#### STORED RECORDS

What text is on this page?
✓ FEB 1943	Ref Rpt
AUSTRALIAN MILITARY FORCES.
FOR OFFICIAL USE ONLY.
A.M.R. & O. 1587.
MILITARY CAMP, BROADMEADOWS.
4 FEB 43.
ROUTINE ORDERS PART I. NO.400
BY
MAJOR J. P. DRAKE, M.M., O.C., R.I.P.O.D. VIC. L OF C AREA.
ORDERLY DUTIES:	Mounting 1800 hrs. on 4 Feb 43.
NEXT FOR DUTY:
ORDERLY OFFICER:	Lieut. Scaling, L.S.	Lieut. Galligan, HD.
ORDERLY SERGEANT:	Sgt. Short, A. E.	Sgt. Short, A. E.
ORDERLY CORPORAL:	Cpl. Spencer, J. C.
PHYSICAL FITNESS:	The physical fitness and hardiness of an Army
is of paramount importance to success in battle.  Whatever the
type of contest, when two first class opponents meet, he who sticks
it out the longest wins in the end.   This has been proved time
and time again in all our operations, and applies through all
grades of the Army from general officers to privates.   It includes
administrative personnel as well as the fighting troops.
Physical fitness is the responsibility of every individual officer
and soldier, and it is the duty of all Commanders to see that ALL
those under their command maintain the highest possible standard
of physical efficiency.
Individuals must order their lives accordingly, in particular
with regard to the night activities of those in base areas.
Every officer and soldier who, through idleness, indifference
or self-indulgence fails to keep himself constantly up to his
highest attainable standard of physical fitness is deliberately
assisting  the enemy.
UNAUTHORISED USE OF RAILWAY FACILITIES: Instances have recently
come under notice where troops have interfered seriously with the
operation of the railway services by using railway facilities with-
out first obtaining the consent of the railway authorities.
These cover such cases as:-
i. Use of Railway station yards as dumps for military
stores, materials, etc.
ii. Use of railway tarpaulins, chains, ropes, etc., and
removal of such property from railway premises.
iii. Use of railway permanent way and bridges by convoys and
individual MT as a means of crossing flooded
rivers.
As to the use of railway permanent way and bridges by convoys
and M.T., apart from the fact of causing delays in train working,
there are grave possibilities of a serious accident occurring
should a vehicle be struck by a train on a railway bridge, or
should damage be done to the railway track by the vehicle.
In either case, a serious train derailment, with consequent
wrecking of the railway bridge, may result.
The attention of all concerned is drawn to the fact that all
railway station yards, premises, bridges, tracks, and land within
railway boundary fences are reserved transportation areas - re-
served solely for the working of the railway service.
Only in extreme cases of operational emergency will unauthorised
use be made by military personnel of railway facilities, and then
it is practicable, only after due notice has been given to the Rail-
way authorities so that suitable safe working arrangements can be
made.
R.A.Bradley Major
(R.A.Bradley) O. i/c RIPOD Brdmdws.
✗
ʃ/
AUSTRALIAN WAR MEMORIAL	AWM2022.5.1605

########

PROBLEM STATEMENT
Print the listing above in its entirety, with every line exact.

TASK ANSWER
What text is on this page?
✓ FEB 1943	Ref Rpt
AUSTRALIAN MILITARY FORCES.
FOR OFFICIAL USE ONLY.
A.M.R. & O. 1587.
MILITARY CAMP, BROADMEADOWS.
4 FEB 43.
ROUTINE ORDERS PART I. NO.400
BY
MAJOR J. P. DRAKE, M.M., O.C., R.I.P.O.D. VIC. L OF C AREA.
ORDERLY DUTIES:	Mounting 1800 hrs. on 4 Feb 43.
NEXT FOR DUTY:
ORDERLY OFFICER:	Lieut. Scaling, L.S.	Lieut. Galligan, HD.
ORDERLY SERGEANT:	Sgt. Short, A. E.	Sgt. Short, A. E.
ORDERLY CORPORAL:	Cpl. Spencer, J. C.
PHYSICAL FITNESS:	The physical fitness and hardiness of an Army
is of paramount importance to success in battle.  Whatever the
type of contest, when two first class opponents meet, he who sticks
it out the longest wins in the end.   This has been proved time
and time again in all our operations, and applies through all
grades of the Army from general officers to privates.   It includes
administrative personnel as well as the fighting troops.
Physical fitness is the responsibility of every individual officer
and soldier, and it is the duty of all Commanders to see that ALL
those under their command maintain the highest possible standard
of physical efficiency.
Individuals must order their lives accordingly, in particular
with regard to the night activities of those in base areas.
Every officer and soldier who, through idleness, indifference
or self-indulgence fails to keep himself constantly up to his
highest attainable standard of physical fitness is deliberately
assisting  the enemy.
UNAUTHORISED USE OF RAILWAY FACILITIES: Instances have recently
come under notice where troops have interfered seriously with the
operation of the railway services by using railway facilities with-
out first obtaining the consent of the railway authorities.
These cover such cases as:-
i. Use of Railway station yards as dumps for military
stores, materials, etc.
ii. Use of railway tarpaulins, chains, ropes, etc., and
removal of such property from railway premises.
iii. Use of railway permanent way and bridges by convoys and
individual MT as a means of crossing flooded
rivers.
As to the use of railway permanent way and bridges by convoys
and M.T., apart from the fact of causing delays in train working,
there are grave possibilities of a serious accident occurring
should a vehicle be struck by a train on a railway bridge, or
should damage be done to the railway track by the vehicle.
In either case, a serious train derailment, with consequent
wrecking of the railway bridge, may result.
The attention of all concerned is drawn to the fact that all
railway station yards, premises, bridges, tracks, and land within
railway boundary fences are reserved transportation areas - re-
served solely for the working of the railway service.
Only in extreme cases of operational emergency will unauthorised
use be made by military personnel of railway facilities, and then
it is practicable, only after due notice has been given to the Rail-
way authorities so that suitable safe working arrangements can be
made.
R.A.Bradley Major
(R.A.Bradley) O. i/c RIPOD Brdmdws.
✗
ʃ/
AUSTRALIAN WAR MEMORIAL	AWM2022.5.1605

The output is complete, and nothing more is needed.